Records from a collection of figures
..........
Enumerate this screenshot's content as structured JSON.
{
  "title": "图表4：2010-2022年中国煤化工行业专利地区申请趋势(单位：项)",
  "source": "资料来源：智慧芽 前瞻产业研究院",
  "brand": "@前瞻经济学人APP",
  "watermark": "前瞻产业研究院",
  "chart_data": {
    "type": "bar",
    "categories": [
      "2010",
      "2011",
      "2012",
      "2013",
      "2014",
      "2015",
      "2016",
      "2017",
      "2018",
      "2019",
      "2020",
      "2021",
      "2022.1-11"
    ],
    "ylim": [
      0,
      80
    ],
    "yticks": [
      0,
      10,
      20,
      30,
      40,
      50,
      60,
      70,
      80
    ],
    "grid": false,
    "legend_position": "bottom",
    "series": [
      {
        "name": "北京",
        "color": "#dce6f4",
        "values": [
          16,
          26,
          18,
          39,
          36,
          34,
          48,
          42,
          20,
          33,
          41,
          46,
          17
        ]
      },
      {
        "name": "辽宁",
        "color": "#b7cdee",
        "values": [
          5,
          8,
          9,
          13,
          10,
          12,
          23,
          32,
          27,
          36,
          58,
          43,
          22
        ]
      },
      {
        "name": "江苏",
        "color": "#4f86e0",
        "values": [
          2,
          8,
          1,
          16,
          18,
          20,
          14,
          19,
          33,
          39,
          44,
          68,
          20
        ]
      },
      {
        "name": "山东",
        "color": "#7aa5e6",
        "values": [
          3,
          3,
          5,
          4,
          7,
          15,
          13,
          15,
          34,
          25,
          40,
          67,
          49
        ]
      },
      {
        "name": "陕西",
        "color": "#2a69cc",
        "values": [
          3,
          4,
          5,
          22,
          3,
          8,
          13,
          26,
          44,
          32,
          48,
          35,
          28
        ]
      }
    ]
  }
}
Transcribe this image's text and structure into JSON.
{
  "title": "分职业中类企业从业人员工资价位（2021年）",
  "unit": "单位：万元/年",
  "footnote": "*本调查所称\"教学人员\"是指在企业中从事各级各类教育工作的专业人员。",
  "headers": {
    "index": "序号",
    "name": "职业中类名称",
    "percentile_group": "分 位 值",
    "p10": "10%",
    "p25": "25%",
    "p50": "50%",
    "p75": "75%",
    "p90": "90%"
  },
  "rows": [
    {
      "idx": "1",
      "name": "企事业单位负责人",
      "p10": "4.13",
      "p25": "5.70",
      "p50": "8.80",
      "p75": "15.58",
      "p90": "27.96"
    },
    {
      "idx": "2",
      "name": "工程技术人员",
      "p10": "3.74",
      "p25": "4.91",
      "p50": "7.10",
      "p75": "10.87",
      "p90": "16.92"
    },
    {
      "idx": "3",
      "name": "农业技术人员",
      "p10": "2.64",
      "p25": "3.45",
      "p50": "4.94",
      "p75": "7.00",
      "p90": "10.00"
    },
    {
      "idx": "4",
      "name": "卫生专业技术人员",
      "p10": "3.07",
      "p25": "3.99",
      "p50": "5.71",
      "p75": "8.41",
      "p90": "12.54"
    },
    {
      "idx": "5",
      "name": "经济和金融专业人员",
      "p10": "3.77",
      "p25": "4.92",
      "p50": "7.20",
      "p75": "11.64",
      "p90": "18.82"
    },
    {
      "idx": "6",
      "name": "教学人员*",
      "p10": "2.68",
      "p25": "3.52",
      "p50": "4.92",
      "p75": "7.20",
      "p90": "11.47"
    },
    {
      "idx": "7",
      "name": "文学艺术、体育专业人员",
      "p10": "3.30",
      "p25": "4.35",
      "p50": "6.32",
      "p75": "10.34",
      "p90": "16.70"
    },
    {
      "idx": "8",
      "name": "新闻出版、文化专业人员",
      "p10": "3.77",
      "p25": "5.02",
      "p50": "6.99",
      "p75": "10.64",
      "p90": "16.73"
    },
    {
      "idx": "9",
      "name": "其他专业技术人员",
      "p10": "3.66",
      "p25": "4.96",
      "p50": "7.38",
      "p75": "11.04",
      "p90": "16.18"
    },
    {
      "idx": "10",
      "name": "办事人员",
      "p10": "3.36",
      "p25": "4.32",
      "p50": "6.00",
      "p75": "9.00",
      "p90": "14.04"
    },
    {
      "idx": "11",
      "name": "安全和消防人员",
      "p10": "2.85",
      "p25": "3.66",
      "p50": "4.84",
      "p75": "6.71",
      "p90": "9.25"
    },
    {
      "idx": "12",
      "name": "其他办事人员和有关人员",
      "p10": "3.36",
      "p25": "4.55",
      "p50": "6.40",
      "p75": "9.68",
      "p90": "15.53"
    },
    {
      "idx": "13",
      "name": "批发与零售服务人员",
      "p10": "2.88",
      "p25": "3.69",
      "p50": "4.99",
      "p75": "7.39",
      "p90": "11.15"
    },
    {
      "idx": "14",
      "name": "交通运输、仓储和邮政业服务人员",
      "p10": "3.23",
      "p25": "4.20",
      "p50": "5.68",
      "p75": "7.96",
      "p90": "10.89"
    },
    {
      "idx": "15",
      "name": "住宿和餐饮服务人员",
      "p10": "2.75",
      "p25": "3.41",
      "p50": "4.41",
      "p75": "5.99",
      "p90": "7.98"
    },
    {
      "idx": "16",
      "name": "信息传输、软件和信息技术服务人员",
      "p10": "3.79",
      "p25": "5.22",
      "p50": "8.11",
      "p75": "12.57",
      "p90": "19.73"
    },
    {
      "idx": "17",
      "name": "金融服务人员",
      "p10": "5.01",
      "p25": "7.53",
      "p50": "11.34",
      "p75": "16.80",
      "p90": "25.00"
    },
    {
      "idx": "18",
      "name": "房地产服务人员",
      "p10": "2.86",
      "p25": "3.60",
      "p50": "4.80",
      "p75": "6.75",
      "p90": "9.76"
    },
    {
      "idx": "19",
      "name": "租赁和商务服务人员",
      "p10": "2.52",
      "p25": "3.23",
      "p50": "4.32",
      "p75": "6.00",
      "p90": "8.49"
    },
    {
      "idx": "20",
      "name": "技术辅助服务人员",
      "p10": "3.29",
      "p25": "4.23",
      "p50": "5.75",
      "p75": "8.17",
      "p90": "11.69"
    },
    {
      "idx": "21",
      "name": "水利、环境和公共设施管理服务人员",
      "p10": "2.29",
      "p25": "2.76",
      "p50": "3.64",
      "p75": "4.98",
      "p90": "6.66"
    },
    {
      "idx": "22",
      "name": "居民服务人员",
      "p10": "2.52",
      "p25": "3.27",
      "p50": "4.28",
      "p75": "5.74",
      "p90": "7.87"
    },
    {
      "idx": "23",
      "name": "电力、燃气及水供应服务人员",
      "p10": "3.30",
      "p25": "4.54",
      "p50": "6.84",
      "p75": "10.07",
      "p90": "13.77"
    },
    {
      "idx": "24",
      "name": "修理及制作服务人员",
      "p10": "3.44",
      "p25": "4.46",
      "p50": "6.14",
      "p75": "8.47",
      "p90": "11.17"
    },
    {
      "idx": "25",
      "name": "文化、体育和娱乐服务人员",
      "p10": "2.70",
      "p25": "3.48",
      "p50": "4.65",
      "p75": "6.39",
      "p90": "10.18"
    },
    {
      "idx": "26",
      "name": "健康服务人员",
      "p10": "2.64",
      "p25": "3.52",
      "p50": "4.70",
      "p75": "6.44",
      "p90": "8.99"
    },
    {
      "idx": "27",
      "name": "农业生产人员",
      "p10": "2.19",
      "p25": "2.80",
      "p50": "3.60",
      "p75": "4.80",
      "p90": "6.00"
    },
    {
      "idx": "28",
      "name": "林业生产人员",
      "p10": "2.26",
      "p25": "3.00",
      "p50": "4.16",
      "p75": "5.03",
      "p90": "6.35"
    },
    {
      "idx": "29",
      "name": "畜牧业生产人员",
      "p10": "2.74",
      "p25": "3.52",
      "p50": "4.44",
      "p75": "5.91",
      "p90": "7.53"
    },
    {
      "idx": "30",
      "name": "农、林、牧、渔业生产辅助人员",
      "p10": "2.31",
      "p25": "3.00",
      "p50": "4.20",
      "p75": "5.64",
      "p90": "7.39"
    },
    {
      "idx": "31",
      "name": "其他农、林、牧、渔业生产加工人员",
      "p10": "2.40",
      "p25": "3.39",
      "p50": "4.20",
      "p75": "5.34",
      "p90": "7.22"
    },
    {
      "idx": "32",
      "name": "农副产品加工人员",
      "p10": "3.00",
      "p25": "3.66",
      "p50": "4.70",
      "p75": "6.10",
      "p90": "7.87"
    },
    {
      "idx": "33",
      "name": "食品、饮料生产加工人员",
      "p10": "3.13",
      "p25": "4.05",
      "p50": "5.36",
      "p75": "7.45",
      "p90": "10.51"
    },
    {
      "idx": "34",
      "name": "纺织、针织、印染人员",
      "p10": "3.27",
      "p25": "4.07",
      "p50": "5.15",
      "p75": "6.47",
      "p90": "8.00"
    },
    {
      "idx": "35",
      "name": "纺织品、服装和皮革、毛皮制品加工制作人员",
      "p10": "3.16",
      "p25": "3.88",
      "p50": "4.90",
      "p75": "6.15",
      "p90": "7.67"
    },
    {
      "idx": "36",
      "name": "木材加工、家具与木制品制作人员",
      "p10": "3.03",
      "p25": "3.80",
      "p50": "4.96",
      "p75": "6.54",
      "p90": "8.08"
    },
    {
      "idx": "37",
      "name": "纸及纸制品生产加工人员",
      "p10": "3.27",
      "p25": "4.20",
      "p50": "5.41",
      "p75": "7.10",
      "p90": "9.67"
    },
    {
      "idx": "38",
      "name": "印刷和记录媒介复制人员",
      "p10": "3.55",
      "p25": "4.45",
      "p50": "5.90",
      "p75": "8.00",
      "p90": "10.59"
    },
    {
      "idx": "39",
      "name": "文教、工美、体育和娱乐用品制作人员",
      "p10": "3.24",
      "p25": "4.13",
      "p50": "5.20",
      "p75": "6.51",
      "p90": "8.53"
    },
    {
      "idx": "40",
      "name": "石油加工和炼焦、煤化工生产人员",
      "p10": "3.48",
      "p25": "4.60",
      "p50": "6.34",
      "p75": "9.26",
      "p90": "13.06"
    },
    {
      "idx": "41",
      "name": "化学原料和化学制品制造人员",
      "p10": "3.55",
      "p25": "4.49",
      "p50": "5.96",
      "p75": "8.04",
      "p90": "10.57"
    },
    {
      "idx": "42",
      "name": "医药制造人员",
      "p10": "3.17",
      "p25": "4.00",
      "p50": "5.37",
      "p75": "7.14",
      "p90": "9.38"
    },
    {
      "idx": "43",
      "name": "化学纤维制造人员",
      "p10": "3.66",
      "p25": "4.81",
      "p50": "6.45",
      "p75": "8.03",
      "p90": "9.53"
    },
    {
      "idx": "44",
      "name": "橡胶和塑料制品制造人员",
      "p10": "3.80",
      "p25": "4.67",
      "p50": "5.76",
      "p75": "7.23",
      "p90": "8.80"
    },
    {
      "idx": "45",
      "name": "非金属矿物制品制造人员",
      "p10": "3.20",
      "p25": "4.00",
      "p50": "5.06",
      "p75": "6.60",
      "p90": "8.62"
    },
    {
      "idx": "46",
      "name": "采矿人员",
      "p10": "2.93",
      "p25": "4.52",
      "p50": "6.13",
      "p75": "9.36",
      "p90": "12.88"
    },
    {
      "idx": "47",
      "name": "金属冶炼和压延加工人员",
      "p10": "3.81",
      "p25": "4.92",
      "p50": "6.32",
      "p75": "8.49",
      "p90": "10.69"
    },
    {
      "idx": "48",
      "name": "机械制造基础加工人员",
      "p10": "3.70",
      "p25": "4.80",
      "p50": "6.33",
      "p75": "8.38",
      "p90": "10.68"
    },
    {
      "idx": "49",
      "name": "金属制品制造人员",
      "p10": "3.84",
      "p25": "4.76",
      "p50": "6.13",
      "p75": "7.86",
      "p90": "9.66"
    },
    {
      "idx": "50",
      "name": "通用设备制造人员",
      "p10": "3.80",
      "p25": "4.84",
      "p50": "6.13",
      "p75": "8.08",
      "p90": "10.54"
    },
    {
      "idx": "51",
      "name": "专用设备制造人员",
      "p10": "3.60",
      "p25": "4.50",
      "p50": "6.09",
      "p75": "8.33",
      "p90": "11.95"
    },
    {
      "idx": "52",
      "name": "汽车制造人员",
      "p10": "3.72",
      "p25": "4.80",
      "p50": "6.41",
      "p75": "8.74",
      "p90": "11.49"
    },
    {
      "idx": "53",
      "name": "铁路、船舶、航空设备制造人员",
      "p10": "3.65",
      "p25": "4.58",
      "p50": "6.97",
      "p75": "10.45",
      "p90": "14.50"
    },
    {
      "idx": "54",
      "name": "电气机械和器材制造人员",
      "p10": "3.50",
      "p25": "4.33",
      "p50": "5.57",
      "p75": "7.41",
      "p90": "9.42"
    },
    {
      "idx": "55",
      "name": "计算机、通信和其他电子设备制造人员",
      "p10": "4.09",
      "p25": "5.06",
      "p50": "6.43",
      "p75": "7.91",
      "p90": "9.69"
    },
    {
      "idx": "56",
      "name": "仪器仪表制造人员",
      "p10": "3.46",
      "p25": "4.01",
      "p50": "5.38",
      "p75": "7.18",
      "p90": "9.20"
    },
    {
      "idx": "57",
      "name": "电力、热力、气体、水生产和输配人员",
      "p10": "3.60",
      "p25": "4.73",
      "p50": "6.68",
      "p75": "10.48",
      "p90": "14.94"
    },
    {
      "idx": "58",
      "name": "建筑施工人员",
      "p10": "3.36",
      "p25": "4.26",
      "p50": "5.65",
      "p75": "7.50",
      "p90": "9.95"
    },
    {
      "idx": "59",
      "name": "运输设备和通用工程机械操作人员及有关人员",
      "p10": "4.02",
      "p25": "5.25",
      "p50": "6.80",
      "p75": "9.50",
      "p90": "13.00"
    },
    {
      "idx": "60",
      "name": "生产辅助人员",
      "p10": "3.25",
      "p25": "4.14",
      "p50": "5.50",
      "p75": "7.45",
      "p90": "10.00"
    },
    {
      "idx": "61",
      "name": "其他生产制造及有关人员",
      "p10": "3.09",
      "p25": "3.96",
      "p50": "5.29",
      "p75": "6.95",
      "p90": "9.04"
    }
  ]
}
..........
Directions: Show every line from the entries above in which the word "color" appears.

Complete response:
        "color": "#dce6f4",
        "color": "#b7cdee",
        "color": "#4f86e0",
        "color": "#7aa5e6",
        "color": "#2a69cc",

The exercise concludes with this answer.